### INSTRUCTIONS FOR THE TASK:
Write out the records below word for word, please.

### SUPPLIED MATERIAL:

........

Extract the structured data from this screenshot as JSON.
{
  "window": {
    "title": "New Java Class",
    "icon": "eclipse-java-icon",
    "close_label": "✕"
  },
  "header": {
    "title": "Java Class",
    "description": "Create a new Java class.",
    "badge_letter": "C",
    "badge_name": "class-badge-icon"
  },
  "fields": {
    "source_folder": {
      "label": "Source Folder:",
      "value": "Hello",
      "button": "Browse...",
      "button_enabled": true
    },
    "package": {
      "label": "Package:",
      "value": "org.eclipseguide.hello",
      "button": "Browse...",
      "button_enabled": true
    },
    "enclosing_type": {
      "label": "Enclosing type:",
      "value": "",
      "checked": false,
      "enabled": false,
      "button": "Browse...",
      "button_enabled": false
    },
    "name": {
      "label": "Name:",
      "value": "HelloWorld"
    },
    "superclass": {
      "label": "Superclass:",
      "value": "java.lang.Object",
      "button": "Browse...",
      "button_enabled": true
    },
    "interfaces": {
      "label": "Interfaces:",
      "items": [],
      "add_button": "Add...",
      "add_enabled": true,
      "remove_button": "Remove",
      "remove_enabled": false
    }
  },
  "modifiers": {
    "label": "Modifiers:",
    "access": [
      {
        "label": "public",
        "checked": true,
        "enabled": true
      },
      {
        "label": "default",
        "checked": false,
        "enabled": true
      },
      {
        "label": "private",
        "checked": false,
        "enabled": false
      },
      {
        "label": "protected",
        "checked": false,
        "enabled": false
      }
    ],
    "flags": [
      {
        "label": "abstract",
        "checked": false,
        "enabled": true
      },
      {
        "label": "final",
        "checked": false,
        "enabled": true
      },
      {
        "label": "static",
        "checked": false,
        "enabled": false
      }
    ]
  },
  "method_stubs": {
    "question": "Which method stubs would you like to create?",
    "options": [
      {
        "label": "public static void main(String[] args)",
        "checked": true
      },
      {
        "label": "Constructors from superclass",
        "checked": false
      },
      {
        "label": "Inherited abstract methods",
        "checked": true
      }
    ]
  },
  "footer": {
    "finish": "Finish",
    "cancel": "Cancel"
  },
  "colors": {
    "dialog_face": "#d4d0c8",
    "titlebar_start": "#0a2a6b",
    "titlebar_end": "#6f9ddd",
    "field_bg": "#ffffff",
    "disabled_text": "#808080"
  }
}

........

### SOLUTION:
Extract the structured data from this screenshot as JSON.
{
  "window": {
    "title": "New Java Class",
    "icon": "eclipse-java-icon",
    "close_label": "✕"
  },
  "header": {
    "title": "Java Class",
    "description": "Create a new Java class.",
    "badge_letter": "C",
    "badge_name": "class-badge-icon"
  },
  "fields": {
    "source_folder": {
      "label": "Source Folder:",
      "value": "Hello",
      "button": "Browse...",
      "button_enabled": true
    },
    "package": {
      "label": "Package:",
      "value": "org.eclipseguide.hello",
      "button": "Browse...",
      "button_enabled": true
    },
    "enclosing_type": {
      "label": "Enclosing type:",
      "value": "",
      "checked": false,
      "enabled": false,
      "button": "Browse...",
      "button_enabled": false
    },
    "name": {
      "label": "Name:",
      "value": "HelloWorld"
    },
    "superclass": {
      "label": "Superclass:",
      "value": "java.lang.Object",
      "button": "Browse...",
      "button_enabled": true
    },
    "interfaces": {
      "label": "Interfaces:",
      "items": [],
      "add_button": "Add...",
      "add_enabled": true,
      "remove_button": "Remove",
      "remove_enabled": false
    }
  },
  "modifiers": {
    "label": "Modifiers:",
    "access": [
      {
        "label": "public",
        "checked": true,
        "enabled": true
      },
      {
        "label": "default",
        "checked": false,
        "enabled": true
      },
      {
        "label": "private",
        "checked": false,
        "enabled": false
      },
      {
        "label": "protected",
        "checked": false,
        "enabled": false
      }
    ],
    "flags": [
      {
        "label": "abstract",
        "checked": false,
        "enabled": true
      },
      {
        "label": "final",
        "checked": false,
        "enabled": true
      },
      {
        "label": "static",
        "checked": false,
        "enabled": false
      }
    ]
  },
  "method_stubs": {
    "question": "Which method stubs would you like to create?",
    "options": [
      {
        "label": "public static void main(String[] args)",
        "checked": true
      },
      {
        "label": "Constructors from superclass",
        "checked": false
      },
      {
        "label": "Inherited abstract methods",
        "checked": true
      }
    ]
  },
  "footer": {
    "finish": "Finish",
    "cancel": "Cancel"
  },
  "colors": {
    "dialog_face": "#d4d0c8",
    "titlebar_start": "#0a2a6b",
    "titlebar_end": "#6f9ddd",
    "field_bg": "#ffffff",
    "disabled_text": "#808080"
  }
}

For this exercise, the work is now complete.